Data entries
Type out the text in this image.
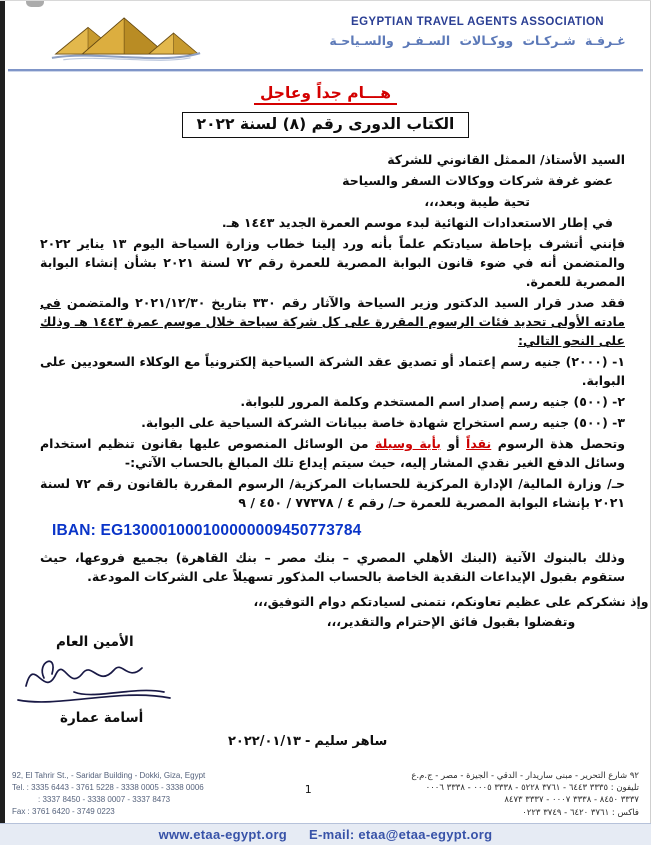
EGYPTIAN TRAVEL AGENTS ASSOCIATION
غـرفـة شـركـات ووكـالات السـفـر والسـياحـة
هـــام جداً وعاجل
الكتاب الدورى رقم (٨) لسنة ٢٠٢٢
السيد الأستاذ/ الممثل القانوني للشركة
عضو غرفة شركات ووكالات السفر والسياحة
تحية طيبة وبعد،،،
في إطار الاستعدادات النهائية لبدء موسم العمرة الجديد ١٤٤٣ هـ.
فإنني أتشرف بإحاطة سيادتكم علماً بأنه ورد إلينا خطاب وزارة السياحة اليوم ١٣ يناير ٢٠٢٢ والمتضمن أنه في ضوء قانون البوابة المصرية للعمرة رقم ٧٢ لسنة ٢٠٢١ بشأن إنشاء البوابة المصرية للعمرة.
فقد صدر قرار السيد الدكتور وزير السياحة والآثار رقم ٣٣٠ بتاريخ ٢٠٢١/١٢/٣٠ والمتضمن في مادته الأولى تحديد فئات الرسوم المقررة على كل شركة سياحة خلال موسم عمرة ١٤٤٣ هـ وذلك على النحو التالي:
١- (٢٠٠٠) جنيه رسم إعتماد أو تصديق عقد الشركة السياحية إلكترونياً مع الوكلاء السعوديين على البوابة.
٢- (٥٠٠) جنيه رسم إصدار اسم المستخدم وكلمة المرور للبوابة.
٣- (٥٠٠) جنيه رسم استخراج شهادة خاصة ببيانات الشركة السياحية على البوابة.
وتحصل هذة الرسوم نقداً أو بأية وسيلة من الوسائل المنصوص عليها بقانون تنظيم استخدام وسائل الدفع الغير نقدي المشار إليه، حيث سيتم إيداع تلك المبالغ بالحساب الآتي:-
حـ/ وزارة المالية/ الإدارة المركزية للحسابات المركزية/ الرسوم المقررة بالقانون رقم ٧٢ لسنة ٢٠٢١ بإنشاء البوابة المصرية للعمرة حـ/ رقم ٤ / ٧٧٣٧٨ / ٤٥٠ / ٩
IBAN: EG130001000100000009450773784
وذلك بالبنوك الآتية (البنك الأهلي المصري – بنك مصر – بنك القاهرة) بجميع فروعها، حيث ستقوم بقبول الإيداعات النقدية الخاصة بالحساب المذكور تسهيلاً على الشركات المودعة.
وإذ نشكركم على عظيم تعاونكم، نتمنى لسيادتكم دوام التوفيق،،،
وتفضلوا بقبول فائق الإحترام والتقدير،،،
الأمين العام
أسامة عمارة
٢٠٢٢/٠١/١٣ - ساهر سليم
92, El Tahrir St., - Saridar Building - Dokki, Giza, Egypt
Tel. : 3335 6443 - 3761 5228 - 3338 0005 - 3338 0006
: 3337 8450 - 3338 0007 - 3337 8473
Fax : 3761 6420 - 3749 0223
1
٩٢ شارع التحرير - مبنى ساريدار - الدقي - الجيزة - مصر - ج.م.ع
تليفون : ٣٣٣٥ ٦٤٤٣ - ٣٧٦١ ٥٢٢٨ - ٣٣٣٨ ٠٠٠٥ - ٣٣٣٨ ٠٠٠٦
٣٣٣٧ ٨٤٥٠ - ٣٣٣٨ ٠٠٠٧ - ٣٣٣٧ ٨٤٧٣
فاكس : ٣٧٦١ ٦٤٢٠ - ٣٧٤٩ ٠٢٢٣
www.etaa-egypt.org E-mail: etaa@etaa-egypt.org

- _The task_
Pictures are to be left out; repeat all the remaining data exactly.

- _Exercise response_
Type out the text in this image.
EGYPTIAN TRAVEL AGENTS ASSOCIATION
غـرفـة شـركـات ووكـالات السـفـر والسـياحـة
هـــام جداً وعاجل
الكتاب الدورى رقم (٨) لسنة ٢٠٢٢
السيد الأستاذ/ الممثل القانوني للشركة
عضو غرفة شركات ووكالات السفر والسياحة
تحية طيبة وبعد،،،
في إطار الاستعدادات النهائية لبدء موسم العمرة الجديد ١٤٤٣ هـ.
فإنني أتشرف بإحاطة سيادتكم علماً بأنه ورد إلينا خطاب وزارة السياحة اليوم ١٣ يناير ٢٠٢٢ والمتضمن أنه في ضوء قانون البوابة المصرية للعمرة رقم ٧٢ لسنة ٢٠٢١ بشأن إنشاء البوابة المصرية للعمرة.
فقد صدر قرار السيد الدكتور وزير السياحة والآثار رقم ٣٣٠ بتاريخ ٢٠٢١/١٢/٣٠ والمتضمن في مادته الأولى تحديد فئات الرسوم المقررة على كل شركة سياحة خلال موسم عمرة ١٤٤٣ هـ وذلك على النحو التالي:
١- (٢٠٠٠) جنيه رسم إعتماد أو تصديق عقد الشركة السياحية إلكترونياً مع الوكلاء السعوديين على البوابة.
٢- (٥٠٠) جنيه رسم إصدار اسم المستخدم وكلمة المرور للبوابة.
٣- (٥٠٠) جنيه رسم استخراج شهادة خاصة ببيانات الشركة السياحية على البوابة.
وتحصل هذة الرسوم نقداً أو بأية وسيلة من الوسائل المنصوص عليها بقانون تنظيم استخدام وسائل الدفع الغير نقدي المشار إليه، حيث سيتم إيداع تلك المبالغ بالحساب الآتي:-
حـ/ وزارة المالية/ الإدارة المركزية للحسابات المركزية/ الرسوم المقررة بالقانون رقم ٧٢ لسنة ٢٠٢١ بإنشاء البوابة المصرية للعمرة حـ/ رقم ٤ / ٧٧٣٧٨ / ٤٥٠ / ٩
IBAN: EG130001000100000009450773784
وذلك بالبنوك الآتية (البنك الأهلي المصري – بنك مصر – بنك القاهرة) بجميع فروعها، حيث ستقوم بقبول الإيداعات النقدية الخاصة بالحساب المذكور تسهيلاً على الشركات المودعة.
وإذ نشكركم على عظيم تعاونكم، نتمنى لسيادتكم دوام التوفيق،،،
وتفضلوا بقبول فائق الإحترام والتقدير،،،
الأمين العام
أسامة عمارة
٢٠٢٢/٠١/١٣ - ساهر سليم
92, El Tahrir St., - Saridar Building - Dokki, Giza, Egypt
Tel. : 3335 6443 - 3761 5228 - 3338 0005 - 3338 0006
: 3337 8450 - 3338 0007 - 3337 8473
Fax : 3761 6420 - 3749 0223
1
٩٢ شارع التحرير - مبنى ساريدار - الدقي - الجيزة - مصر - ج.م.ع
تليفون : ٣٣٣٥ ٦٤٤٣ - ٣٧٦١ ٥٢٢٨ - ٣٣٣٨ ٠٠٠٥ - ٣٣٣٨ ٠٠٠٦
٣٣٣٧ ٨٤٥٠ - ٣٣٣٨ ٠٠٠٧ - ٣٣٣٧ ٨٤٧٣
فاكس : ٣٧٦١ ٦٤٢٠ - ٣٧٤٩ ٠٢٢٣
www.etaa-egypt.org E-mail: etaa@etaa-egypt.org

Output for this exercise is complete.